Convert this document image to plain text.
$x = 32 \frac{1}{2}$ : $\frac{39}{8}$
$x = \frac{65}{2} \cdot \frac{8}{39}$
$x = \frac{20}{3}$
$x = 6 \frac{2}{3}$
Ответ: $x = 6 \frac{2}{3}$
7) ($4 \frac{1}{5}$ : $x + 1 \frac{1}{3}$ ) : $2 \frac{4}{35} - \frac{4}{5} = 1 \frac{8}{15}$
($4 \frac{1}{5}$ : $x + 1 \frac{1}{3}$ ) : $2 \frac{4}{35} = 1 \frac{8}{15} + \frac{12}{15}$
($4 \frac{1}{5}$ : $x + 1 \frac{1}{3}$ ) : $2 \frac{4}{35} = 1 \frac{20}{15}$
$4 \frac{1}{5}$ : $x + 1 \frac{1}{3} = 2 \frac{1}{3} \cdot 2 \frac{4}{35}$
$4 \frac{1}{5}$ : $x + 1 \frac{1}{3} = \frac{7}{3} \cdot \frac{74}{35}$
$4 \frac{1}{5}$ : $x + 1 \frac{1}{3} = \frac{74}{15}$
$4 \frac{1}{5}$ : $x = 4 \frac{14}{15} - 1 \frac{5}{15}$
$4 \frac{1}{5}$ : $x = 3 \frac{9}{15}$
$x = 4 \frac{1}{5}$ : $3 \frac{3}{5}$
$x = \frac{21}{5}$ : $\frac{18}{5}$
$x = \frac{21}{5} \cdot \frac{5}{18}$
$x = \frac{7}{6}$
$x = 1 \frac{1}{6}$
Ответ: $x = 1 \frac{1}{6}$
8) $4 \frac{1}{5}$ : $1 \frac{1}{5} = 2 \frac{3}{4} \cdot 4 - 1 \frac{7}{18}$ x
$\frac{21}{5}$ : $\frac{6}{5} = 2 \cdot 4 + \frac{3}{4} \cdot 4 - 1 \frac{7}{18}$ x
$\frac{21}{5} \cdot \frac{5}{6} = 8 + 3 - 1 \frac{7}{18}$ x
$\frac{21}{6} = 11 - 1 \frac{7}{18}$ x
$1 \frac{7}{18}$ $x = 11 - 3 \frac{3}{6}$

__________

=== Task to carry out ===
In the entries above, count each line that holds "cdot". Give the total and nothing else.

=== Solution to this exercise ===
7